**WHAT YOU SHOULD DO:**
Say how many lines in the records include the string "content", adding no other words.

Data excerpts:
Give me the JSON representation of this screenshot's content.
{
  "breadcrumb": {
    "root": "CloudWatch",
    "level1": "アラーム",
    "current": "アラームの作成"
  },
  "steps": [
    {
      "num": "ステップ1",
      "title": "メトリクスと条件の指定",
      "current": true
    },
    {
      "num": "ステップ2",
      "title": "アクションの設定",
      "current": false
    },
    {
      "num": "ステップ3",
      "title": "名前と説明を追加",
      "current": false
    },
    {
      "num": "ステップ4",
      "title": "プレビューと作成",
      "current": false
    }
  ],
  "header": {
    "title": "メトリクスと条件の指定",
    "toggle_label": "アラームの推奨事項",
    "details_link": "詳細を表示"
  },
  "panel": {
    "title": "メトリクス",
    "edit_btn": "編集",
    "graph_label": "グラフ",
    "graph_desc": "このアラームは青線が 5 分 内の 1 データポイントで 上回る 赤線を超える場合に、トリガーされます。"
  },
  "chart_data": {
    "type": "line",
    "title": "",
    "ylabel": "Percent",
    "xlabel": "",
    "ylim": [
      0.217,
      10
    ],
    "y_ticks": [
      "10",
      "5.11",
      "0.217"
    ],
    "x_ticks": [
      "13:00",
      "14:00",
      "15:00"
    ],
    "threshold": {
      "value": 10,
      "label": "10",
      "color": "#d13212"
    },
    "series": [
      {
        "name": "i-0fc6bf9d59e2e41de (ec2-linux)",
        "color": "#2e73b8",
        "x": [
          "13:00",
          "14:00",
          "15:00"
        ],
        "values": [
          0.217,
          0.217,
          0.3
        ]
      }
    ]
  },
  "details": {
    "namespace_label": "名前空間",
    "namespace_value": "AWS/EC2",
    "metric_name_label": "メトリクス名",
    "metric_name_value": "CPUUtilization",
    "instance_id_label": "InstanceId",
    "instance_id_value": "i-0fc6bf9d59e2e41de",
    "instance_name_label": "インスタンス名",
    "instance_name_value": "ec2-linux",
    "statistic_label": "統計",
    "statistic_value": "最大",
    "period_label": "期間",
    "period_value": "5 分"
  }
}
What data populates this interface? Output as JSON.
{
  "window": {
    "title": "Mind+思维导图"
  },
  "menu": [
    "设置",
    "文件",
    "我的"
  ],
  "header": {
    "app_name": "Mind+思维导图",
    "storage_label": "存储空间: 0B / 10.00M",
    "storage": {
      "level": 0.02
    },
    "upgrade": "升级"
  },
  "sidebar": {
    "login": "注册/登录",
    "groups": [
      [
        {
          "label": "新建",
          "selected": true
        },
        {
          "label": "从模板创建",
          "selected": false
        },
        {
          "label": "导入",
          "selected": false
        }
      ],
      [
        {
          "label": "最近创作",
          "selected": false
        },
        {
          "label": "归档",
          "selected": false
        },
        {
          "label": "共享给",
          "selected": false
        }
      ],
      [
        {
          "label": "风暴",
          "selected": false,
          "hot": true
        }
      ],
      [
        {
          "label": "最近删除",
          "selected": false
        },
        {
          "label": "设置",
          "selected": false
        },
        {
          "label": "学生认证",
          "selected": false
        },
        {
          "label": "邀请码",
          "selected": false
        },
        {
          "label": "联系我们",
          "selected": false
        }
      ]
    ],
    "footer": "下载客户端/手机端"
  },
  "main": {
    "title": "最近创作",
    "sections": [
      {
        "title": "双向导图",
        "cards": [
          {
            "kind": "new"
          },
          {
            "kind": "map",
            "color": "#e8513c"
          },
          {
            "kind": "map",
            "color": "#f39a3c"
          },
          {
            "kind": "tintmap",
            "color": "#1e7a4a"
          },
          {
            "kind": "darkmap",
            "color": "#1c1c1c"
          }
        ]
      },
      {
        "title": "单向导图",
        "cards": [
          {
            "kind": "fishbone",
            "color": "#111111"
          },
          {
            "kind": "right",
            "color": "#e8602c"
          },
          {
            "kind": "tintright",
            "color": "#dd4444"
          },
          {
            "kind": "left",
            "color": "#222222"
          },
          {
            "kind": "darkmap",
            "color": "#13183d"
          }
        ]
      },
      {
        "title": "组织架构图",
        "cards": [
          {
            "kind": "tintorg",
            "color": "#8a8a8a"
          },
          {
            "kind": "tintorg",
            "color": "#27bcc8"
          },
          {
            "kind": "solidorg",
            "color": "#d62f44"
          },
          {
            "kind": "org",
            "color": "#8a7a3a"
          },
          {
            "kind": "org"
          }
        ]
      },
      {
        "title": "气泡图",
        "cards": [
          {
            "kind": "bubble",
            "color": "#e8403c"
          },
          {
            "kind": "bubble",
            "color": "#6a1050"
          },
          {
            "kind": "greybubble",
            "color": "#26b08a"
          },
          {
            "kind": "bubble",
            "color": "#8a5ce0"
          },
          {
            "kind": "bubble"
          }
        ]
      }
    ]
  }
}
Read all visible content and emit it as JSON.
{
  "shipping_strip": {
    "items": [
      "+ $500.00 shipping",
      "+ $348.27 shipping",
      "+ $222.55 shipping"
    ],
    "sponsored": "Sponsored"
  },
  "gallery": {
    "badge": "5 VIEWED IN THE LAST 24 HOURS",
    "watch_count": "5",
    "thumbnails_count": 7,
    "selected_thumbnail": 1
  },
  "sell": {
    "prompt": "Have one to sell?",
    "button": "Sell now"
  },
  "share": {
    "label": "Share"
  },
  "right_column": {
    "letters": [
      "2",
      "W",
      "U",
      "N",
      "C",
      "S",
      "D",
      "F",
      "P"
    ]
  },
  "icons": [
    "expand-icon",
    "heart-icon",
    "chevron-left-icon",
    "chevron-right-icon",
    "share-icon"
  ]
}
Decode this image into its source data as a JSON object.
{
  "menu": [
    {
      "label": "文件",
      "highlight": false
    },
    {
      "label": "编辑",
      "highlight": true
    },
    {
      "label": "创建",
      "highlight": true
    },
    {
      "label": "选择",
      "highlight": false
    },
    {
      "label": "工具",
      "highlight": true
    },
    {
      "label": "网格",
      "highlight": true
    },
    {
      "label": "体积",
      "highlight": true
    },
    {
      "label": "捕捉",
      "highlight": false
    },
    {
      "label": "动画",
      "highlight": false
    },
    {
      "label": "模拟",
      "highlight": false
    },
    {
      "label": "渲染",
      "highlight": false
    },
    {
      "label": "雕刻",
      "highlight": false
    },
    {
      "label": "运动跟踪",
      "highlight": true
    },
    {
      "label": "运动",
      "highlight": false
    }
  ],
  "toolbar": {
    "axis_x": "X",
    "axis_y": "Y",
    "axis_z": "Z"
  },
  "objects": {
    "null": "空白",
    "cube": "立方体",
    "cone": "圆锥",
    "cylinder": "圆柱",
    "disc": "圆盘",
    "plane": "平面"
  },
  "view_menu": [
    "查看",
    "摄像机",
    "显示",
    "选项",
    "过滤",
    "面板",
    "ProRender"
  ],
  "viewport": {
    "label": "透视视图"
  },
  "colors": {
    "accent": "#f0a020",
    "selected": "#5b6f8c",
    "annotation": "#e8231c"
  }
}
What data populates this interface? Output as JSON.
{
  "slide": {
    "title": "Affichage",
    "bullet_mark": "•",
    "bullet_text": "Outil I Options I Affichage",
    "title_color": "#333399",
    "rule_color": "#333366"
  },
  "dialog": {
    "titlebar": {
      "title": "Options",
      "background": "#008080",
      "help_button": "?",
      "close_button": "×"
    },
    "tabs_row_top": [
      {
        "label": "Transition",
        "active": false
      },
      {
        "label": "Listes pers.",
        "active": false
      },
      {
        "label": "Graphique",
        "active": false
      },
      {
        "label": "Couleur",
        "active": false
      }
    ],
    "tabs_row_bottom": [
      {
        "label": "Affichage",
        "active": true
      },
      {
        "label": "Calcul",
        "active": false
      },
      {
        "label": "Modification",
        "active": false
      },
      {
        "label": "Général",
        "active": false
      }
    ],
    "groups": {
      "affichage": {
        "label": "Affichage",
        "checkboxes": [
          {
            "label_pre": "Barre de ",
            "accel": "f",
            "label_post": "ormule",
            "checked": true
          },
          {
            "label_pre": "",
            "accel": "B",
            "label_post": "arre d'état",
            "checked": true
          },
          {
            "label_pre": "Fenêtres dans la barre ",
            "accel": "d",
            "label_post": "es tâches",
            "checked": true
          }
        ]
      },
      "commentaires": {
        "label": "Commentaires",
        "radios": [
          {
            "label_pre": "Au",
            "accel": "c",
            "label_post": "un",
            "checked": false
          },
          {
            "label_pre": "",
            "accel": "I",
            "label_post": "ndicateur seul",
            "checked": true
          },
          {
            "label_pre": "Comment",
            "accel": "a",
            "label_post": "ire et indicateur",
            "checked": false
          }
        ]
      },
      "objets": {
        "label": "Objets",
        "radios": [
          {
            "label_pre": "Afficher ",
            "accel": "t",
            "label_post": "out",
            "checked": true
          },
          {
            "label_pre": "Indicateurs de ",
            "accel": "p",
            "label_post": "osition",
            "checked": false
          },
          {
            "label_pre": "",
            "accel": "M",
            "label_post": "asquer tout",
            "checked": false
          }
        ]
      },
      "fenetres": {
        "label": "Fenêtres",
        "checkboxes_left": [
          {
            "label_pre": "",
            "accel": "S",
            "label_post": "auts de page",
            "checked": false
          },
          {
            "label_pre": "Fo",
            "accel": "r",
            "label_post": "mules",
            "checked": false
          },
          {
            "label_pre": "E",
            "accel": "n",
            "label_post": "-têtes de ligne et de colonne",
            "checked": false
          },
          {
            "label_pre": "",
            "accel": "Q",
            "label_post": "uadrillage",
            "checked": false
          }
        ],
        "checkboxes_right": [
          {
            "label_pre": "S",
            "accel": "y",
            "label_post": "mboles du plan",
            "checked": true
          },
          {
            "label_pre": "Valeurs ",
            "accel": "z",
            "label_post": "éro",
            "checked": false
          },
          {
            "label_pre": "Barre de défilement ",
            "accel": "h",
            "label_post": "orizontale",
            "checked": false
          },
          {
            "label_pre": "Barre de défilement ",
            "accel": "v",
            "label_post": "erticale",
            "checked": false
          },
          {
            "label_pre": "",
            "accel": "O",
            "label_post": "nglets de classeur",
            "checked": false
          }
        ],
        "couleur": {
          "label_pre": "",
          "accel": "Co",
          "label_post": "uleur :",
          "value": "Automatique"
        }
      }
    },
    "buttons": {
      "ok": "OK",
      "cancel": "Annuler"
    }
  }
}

**TASK RESULT:**
2